EXERCISE AIM: Pick out and copy every line below that has the word "ostarieť".

— Start SUPPLIED MATERIAL —

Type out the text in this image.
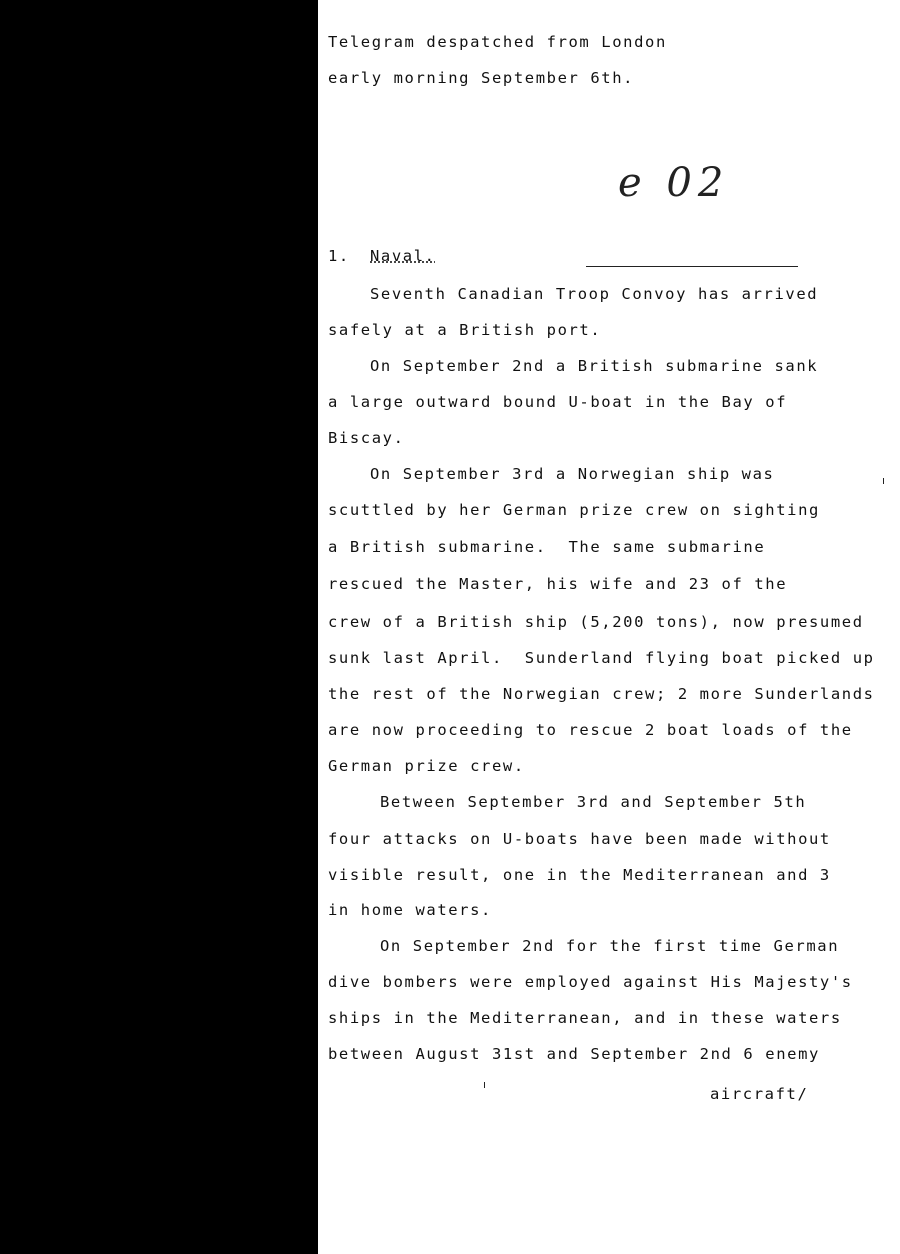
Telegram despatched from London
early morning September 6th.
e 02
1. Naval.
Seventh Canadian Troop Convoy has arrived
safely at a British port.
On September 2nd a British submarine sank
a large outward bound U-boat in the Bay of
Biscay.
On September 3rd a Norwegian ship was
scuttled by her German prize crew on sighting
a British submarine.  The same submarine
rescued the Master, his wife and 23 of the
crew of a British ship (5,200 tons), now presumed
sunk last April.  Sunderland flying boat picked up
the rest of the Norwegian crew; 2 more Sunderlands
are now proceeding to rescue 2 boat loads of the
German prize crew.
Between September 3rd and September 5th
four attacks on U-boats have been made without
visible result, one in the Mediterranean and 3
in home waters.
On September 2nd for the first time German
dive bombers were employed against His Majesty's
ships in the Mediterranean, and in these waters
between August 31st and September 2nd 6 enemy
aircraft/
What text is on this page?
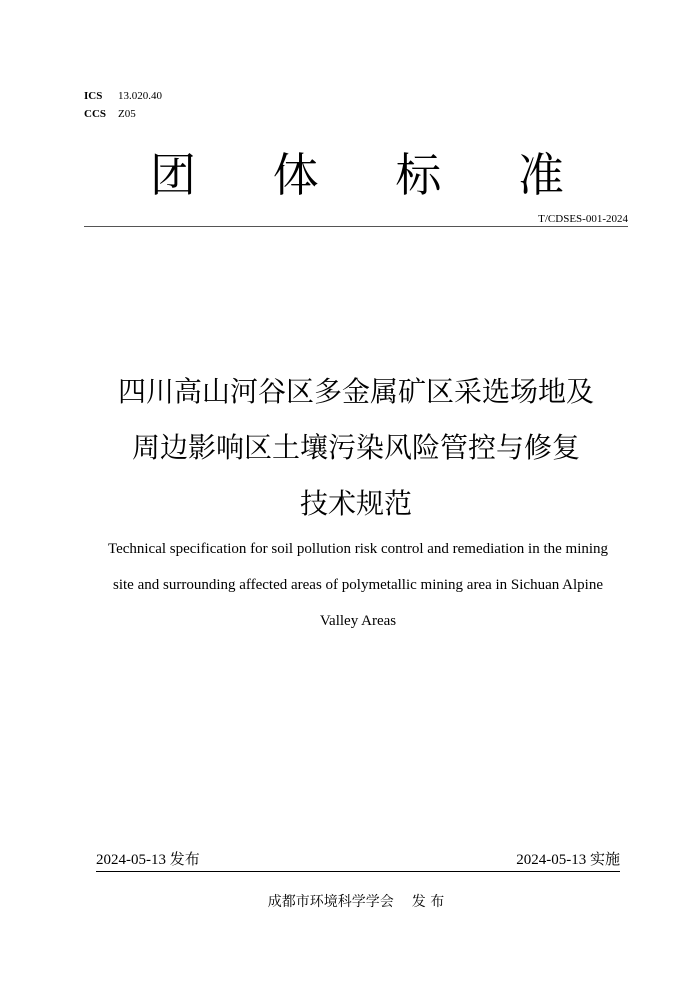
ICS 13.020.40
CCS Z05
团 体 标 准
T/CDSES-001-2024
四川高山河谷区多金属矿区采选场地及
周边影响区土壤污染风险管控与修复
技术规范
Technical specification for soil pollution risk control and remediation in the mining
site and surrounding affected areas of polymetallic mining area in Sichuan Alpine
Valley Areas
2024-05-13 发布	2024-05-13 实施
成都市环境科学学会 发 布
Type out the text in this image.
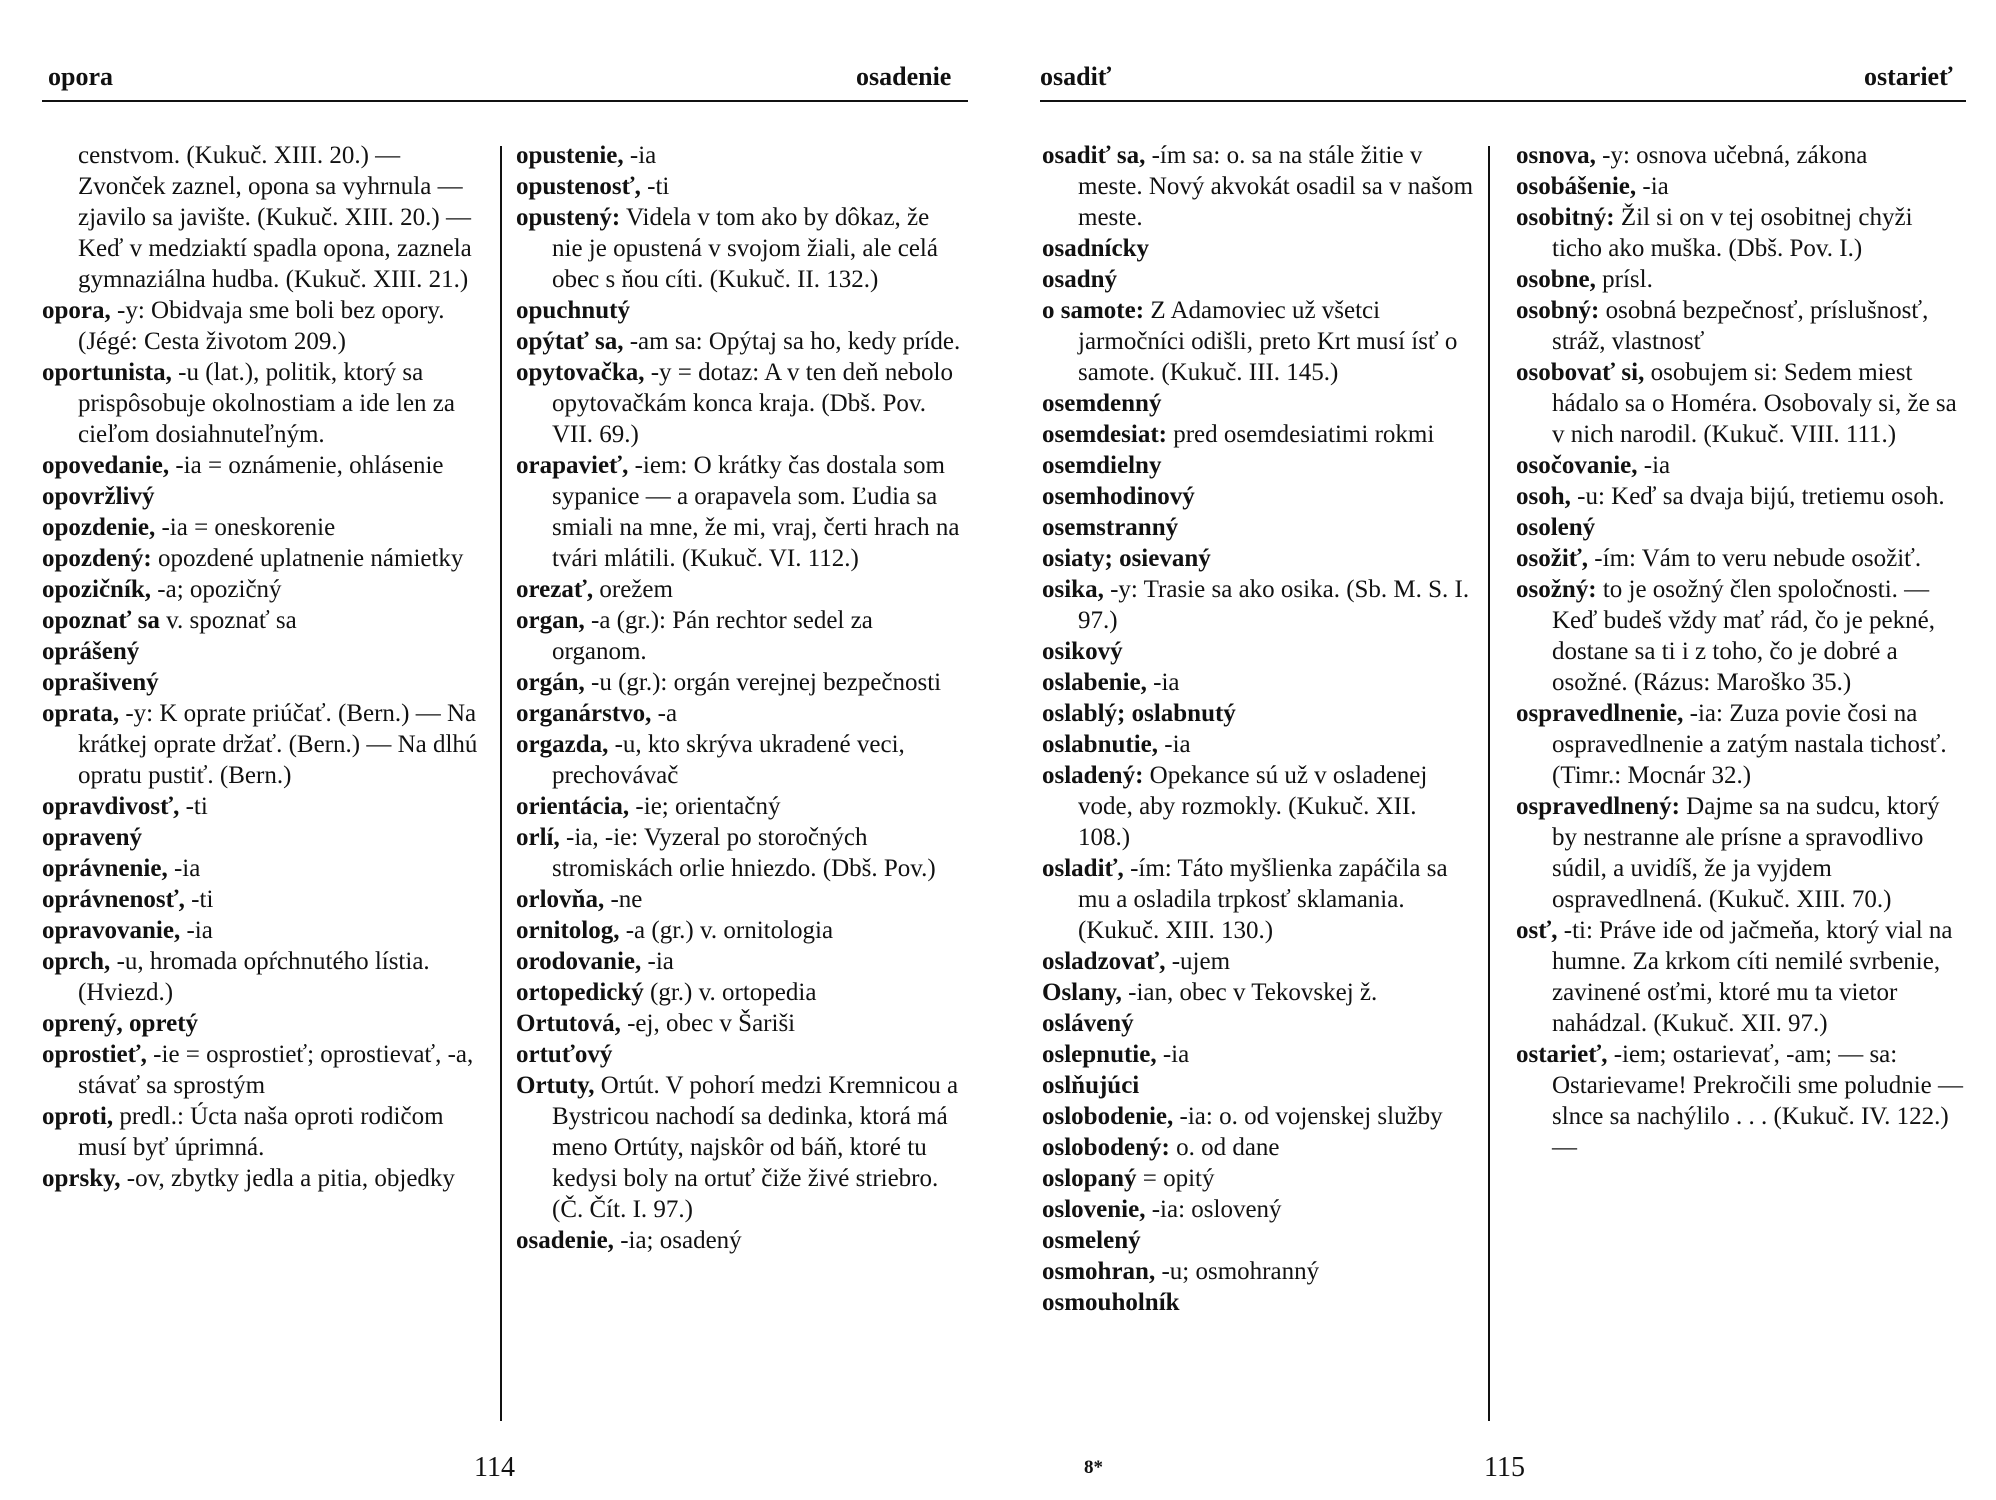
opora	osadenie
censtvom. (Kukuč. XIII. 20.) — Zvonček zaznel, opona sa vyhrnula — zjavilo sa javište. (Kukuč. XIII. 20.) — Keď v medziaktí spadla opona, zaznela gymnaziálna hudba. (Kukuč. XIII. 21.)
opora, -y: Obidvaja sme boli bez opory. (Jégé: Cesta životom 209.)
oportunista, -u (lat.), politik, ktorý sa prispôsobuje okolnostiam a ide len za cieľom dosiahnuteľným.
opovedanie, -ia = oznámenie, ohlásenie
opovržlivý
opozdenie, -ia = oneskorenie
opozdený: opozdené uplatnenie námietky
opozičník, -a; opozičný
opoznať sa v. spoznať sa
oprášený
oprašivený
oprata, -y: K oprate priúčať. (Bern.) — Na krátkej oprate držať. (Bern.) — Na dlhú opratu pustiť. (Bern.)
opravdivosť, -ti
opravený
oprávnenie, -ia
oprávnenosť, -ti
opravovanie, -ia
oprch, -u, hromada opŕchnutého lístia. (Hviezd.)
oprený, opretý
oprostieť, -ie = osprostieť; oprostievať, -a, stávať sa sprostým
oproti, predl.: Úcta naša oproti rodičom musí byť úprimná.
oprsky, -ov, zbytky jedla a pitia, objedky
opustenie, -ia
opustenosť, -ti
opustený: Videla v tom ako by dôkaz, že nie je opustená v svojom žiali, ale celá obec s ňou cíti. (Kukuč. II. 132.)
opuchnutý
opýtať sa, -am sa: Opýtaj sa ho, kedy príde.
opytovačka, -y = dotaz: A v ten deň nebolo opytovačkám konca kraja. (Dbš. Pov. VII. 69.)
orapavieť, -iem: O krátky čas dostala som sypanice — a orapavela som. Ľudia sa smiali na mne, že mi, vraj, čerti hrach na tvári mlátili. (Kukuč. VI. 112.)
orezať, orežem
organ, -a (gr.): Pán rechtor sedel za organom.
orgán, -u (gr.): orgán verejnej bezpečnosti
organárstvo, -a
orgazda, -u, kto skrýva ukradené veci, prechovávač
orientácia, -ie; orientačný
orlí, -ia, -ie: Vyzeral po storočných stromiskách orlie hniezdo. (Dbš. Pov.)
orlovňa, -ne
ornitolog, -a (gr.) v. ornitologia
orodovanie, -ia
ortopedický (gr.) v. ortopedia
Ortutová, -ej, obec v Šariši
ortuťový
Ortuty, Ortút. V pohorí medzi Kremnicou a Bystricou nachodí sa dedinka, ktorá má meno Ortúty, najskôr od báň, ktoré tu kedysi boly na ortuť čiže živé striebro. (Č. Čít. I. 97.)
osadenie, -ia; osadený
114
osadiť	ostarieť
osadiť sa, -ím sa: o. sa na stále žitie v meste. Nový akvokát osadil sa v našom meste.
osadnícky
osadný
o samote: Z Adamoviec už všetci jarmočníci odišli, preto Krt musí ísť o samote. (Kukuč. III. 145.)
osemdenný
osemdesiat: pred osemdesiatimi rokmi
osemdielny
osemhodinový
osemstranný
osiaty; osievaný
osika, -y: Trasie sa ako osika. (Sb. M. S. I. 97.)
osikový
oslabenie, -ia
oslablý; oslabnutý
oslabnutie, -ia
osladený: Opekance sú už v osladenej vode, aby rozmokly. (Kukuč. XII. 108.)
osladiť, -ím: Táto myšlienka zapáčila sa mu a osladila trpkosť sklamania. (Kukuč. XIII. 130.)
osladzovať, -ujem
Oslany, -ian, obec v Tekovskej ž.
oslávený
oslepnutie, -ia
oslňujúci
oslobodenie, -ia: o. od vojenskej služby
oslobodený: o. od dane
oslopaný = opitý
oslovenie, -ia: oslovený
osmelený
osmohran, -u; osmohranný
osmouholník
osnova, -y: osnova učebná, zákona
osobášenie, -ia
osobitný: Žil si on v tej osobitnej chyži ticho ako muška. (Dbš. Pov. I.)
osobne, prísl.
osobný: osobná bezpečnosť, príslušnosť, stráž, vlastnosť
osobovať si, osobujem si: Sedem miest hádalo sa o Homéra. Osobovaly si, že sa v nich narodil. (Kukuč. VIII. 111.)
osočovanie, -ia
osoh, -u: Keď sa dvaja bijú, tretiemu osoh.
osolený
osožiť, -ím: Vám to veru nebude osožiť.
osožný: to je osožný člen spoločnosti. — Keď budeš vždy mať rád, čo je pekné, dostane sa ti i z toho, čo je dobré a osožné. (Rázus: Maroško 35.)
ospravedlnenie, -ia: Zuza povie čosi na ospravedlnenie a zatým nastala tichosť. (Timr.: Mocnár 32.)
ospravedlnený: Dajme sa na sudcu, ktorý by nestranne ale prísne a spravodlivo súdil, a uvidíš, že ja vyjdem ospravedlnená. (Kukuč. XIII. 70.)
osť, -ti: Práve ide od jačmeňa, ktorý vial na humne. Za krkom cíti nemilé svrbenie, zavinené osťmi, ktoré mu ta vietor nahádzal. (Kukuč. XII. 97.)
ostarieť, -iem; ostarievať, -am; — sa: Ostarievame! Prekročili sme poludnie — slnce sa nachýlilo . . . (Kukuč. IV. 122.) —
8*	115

— End SUPPLIED MATERIAL —

SOLUTION TO THIS EXERCISE:
osadiť	ostarieť
ostarieť, -iem; ostarievať, -am; — sa: Ostarievame! Prekročili sme poludnie — slnce sa nachýlilo . . . (Kukuč. IV. 122.) —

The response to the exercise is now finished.